The content of the directory is build up upon registration whereby 
registrant will have to provide a list of equivalence representation 
of the domain names they registered.

However, there is still a question of what directory should we use. 
In this document, we shall examine a couple of different solutions.

5.1. LDAP as Directory

Lightweight Directory Access Protocol [LDAP] is one of the most 
widely used directory protocols. In LDAP, there is a concept of 
hierarchy similar to the DNS hierarchy. Hence, it is possible to 
distribute the content of the directory across various LDAP servers 
for scalability and authority control. For example, each registries 
who wish to deploy IDN may setup an LDAP server and to register this 
LDAP with a "root" LDAP server.

The IDN query process would then look something like this:
   a. User Input IDN name into an application
   b. Application does a LDAP query to look for unique name
   c. Application use unique name to do DNS lookup

Advantages:
   - encapsulate the problem in the representation layer and 
     registration time
   - able to handle with unification problems 

Disadvantage 
   - requires all applications to upgrade 
   - additional LDAP lookup overhead
   - policy issues with "root" LDAP server
   - requires access to LDAP servers to function, i.e. can't work 
offline

5.2. CNRP as Directory

Common Name Resolution Protocol [CNRP] is a newly developed protocol 
in IETF that does common names resolutions. In CNRP, there is no 
concept of hierarchy but there is a referrer scheme. Hence, it is 
possible to build a distributed directory system whereby they refer 
to each another.

The IDN query process would then look something like this:
  a. User Input IDN name into an application
  b. Application does a CNRP query to look for unique name
  c. Application use unique name to do DNS lookup

Advantages:
   - encapsulate the problem in the representation layer and 
     registration time
   - able to handle with unification problems
   - no policy issues with "root" CNRP server

Disadvantage 
   - requires all applications to upgrade
   - additional CNRP lookup overhead and no assurance that unique name 
     can be located
   - requires access to CNRP servers to function, i.e. can't work 
offline

5.3. DNS as Directory

Domain Name System [DNS] is a widely established lookup distributed 
directory. There is an existing hierarchy structure and resource 
records are distributed. In theory, the DNS is able to handle 8-bit 
binary string.

REQUIREMENT A: In the text on directory options for internationalized domain names, why can a directory built on LDAP be spread across several LDAP servers? Answer in one to three sentences.
REQUIREMENT B: Translate this sentence from the text on directory options for internationalized domain names into Spanish: "Lightweight Directory Access Protocol [LDAP] is one of the most widely used directory protocols."
REQUIREMENT C: Rewrite the passage of the text on directory options for internationalized domain names starting at "The content of the directory is" and ending at "of different solutions.", replacing "solutions" with "approaches".
The records that come next have no part in any task.

MATERIAL:

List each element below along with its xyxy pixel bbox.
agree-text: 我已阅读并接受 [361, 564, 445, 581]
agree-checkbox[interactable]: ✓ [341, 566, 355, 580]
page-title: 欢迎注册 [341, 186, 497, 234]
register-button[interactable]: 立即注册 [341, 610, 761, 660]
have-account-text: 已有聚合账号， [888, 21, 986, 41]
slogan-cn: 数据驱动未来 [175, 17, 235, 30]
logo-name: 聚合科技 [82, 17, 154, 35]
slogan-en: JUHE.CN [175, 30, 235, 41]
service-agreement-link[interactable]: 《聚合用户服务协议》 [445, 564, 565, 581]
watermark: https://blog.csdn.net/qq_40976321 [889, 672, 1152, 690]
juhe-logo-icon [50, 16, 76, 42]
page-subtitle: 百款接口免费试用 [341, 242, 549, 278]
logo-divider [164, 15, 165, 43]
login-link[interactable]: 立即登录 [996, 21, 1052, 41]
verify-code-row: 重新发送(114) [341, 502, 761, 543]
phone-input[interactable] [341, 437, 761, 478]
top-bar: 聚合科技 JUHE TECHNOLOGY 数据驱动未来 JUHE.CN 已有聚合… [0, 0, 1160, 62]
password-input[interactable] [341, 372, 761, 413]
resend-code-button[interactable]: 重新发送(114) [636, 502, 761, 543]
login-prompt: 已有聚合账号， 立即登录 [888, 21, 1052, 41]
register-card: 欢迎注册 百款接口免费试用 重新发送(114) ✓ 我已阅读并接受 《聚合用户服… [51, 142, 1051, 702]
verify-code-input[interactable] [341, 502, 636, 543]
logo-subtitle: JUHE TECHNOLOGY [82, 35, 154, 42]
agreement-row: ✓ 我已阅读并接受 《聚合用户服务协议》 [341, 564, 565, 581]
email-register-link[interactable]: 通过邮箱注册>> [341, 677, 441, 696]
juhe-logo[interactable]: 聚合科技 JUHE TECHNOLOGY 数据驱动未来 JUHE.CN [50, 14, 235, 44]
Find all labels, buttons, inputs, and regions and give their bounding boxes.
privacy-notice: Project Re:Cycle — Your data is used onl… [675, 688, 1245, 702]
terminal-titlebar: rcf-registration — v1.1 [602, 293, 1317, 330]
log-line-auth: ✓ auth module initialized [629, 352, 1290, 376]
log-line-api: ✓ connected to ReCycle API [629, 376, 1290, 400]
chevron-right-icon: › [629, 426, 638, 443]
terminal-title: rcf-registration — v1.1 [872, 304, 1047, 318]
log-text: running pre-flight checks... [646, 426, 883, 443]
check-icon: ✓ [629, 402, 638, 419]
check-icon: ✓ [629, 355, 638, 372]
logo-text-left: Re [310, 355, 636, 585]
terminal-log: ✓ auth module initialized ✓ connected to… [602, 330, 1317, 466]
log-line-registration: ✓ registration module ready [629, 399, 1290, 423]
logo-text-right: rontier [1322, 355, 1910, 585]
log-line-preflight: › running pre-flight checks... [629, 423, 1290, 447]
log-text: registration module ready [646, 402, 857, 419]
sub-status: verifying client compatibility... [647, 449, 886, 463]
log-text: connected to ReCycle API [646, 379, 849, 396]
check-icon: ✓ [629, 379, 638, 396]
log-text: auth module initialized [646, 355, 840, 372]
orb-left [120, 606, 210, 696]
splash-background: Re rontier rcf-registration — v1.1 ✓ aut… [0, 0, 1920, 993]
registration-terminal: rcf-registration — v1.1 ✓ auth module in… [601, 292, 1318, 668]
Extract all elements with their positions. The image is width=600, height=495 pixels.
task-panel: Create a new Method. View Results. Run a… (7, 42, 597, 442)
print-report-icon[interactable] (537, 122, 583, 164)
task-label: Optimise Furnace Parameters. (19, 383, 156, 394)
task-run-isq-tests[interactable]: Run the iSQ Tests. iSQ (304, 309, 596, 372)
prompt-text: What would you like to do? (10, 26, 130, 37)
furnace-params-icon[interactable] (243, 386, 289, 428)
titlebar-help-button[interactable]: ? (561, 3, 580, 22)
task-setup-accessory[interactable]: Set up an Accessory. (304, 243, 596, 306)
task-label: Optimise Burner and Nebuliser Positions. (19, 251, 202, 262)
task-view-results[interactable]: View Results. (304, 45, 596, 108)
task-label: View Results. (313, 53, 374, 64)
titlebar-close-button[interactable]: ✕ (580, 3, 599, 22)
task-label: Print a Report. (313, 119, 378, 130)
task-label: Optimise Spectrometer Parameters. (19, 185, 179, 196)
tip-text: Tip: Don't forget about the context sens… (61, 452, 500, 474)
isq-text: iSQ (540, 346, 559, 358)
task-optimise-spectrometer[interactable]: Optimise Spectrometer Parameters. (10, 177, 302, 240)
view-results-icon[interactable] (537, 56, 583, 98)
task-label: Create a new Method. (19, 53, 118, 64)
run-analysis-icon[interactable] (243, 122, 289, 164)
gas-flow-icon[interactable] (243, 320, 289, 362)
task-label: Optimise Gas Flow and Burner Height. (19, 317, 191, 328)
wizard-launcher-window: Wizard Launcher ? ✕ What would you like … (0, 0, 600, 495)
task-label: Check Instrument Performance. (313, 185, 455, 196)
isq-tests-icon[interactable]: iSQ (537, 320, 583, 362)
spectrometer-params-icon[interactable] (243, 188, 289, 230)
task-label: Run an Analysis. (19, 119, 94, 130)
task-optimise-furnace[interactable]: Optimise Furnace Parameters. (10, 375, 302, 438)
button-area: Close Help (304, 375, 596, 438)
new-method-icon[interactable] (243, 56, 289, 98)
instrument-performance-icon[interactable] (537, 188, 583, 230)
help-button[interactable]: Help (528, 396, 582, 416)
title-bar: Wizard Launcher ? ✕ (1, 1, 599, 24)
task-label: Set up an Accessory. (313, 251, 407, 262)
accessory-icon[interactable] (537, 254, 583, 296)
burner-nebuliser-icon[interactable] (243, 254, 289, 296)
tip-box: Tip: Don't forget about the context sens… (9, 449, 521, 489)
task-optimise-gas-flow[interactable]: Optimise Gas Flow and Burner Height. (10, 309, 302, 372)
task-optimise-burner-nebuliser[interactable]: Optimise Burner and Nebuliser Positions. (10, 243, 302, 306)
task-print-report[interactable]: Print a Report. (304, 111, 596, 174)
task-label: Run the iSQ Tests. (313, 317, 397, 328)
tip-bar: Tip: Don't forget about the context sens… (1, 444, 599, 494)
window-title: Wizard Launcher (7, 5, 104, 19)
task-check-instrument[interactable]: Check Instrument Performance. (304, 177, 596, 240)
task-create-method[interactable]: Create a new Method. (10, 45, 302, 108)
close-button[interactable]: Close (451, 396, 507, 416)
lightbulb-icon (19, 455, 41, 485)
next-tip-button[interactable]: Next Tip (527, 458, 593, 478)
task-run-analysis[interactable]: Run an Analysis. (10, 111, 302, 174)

TASK OUTPUT A: LDAP has a concept of hierarchy similar to the DNS hierarchy. Because of this, the directory content can be distributed across various LDAP servers for scalability and authority control.

TASK OUTPUT B: El Protocolo Ligero de Acceso a Directorios [LDAP] es uno de los protocolos de directorio más utilizados.

TASK OUTPUT C:
The content of the directory is build up upon registration whereby 
registrant will have to provide a list of equivalence representation 
of the domain names they registered.

However, there is still a question of what directory should we use. 
In this document, we shall examine a couple of different approaches.